• _What you will do_
Copy all of the material below exactly.

--- Start of Given records ---

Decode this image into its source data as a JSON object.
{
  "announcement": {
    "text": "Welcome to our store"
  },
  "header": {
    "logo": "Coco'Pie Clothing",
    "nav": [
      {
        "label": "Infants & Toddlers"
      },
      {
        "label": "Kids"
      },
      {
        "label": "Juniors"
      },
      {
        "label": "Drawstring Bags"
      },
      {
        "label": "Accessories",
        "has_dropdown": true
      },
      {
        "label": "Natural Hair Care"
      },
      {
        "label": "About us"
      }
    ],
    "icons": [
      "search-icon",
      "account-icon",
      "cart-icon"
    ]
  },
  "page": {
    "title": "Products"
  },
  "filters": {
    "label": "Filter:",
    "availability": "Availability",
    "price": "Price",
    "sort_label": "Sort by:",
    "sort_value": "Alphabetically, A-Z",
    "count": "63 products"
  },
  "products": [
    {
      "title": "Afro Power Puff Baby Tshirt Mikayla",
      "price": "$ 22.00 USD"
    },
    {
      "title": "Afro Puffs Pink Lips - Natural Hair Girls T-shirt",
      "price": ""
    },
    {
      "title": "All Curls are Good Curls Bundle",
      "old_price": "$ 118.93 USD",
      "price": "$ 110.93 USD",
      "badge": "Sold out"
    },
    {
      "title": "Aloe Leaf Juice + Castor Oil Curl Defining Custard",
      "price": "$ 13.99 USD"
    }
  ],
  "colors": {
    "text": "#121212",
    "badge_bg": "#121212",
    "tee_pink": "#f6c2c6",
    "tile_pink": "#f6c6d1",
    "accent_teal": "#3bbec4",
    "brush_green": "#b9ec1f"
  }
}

--- End of Given records ---

• _Response to this task_
Decode this image into its source data as a JSON object.
{
  "announcement": {
    "text": "Welcome to our store"
  },
  "header": {
    "logo": "Coco'Pie Clothing",
    "nav": [
      {
        "label": "Infants & Toddlers"
      },
      {
        "label": "Kids"
      },
      {
        "label": "Juniors"
      },
      {
        "label": "Drawstring Bags"
      },
      {
        "label": "Accessories",
        "has_dropdown": true
      },
      {
        "label": "Natural Hair Care"
      },
      {
        "label": "About us"
      }
    ],
    "icons": [
      "search-icon",
      "account-icon",
      "cart-icon"
    ]
  },
  "page": {
    "title": "Products"
  },
  "filters": {
    "label": "Filter:",
    "availability": "Availability",
    "price": "Price",
    "sort_label": "Sort by:",
    "sort_value": "Alphabetically, A-Z",
    "count": "63 products"
  },
  "products": [
    {
      "title": "Afro Power Puff Baby Tshirt Mikayla",
      "price": "$ 22.00 USD"
    },
    {
      "title": "Afro Puffs Pink Lips - Natural Hair Girls T-shirt",
      "price": ""
    },
    {
      "title": "All Curls are Good Curls Bundle",
      "old_price": "$ 118.93 USD",
      "price": "$ 110.93 USD",
      "badge": "Sold out"
    },
    {
      "title": "Aloe Leaf Juice + Castor Oil Curl Defining Custard",
      "price": "$ 13.99 USD"
    }
  ],
  "colors": {
    "text": "#121212",
    "badge_bg": "#121212",
    "tee_pink": "#f6c2c6",
    "tile_pink": "#f6c6d1",
    "accent_teal": "#3bbec4",
    "brush_green": "#b9ec1f"
  }
}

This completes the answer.